>> START Listed records

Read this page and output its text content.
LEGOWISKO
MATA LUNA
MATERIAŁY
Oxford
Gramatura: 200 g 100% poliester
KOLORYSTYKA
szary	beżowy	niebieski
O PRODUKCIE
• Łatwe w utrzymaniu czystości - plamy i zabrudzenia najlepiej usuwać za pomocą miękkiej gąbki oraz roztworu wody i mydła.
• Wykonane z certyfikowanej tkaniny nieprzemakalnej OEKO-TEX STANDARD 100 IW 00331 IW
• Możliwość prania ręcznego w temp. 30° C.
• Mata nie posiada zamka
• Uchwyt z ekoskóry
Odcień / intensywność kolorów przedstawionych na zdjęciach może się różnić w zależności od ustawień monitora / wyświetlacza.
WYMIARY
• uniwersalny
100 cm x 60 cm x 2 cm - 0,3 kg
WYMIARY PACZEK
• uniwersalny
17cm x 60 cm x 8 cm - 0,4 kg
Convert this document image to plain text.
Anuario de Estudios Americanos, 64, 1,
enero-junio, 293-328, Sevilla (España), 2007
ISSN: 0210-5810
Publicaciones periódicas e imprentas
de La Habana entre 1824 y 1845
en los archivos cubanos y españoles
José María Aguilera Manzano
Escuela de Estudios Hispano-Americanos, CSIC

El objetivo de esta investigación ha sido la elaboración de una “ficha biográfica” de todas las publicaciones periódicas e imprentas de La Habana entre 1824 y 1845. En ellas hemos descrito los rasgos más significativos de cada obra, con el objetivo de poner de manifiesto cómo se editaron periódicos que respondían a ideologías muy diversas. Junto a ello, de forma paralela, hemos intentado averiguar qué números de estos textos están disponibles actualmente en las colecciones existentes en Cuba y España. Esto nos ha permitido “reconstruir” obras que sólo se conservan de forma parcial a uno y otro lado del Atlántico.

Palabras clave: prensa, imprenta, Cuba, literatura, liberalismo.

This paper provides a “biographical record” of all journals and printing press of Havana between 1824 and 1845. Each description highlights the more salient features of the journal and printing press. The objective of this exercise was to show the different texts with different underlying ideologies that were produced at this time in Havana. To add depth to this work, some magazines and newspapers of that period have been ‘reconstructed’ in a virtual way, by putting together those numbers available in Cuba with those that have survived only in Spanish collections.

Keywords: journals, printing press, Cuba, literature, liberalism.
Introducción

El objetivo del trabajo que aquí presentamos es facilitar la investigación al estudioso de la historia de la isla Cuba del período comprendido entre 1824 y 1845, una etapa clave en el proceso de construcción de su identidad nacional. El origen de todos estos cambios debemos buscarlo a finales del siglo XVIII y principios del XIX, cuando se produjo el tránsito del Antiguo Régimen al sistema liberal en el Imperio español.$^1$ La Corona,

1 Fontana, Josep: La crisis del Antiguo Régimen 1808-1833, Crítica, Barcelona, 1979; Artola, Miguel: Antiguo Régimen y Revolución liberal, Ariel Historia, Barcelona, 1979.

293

>> END Listed records
>> START Listed records

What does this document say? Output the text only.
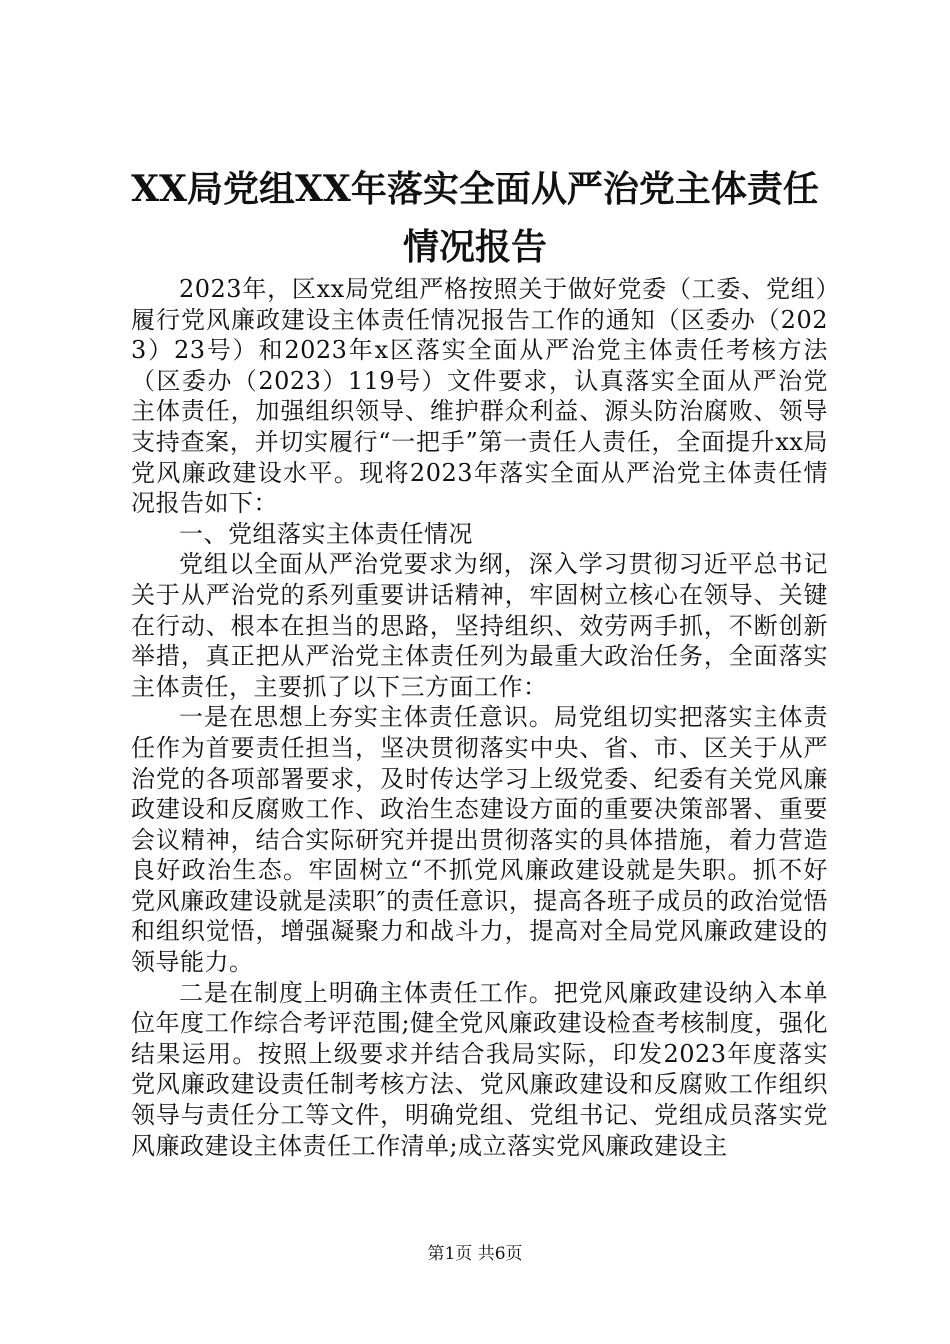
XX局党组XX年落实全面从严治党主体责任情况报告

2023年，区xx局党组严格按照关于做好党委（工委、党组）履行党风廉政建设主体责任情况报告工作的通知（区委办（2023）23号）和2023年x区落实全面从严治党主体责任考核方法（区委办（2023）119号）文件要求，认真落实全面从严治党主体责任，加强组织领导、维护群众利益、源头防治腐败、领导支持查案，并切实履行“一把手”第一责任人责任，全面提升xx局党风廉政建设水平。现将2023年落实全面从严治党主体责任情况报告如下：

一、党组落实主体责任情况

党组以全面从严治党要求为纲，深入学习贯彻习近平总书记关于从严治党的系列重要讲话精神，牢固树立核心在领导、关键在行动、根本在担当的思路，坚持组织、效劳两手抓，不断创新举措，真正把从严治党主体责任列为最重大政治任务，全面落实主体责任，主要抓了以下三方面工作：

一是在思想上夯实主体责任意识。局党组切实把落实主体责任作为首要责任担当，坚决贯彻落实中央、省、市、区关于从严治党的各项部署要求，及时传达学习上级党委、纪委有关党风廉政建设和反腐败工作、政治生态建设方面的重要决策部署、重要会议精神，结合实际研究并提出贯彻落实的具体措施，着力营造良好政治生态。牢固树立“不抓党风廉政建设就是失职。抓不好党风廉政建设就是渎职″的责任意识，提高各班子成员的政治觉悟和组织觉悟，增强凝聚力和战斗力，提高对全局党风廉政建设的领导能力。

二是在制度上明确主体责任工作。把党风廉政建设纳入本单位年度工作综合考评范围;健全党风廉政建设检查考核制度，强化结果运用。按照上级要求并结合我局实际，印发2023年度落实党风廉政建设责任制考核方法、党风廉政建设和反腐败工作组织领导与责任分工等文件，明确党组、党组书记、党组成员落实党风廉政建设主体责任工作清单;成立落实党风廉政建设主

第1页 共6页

>> END Listed records

Copy out each line of the entries that holds "Habana".

de La Habana entre 1824 y 1845
El objetivo de esta investigación ha sido la elaboración de una “ficha biográfica” de todas las publicaciones periódicas e imprentas de La Habana entre 1824 y 1845. En ellas hemos descrito los rasgos más significativos de cada obra, con el objetivo de poner de manifiesto cómo se editaron periódicos que respondían a ideologías muy diversas. Junto a ello, de forma paralela, hemos intentado averiguar qué números de estos textos están disponibles actualmente en las colecciones existentes en Cuba y España. Esto nos ha permitido “reconstruir” obras que sólo se conservan de forma parcial a uno y otro lado del Atlántico.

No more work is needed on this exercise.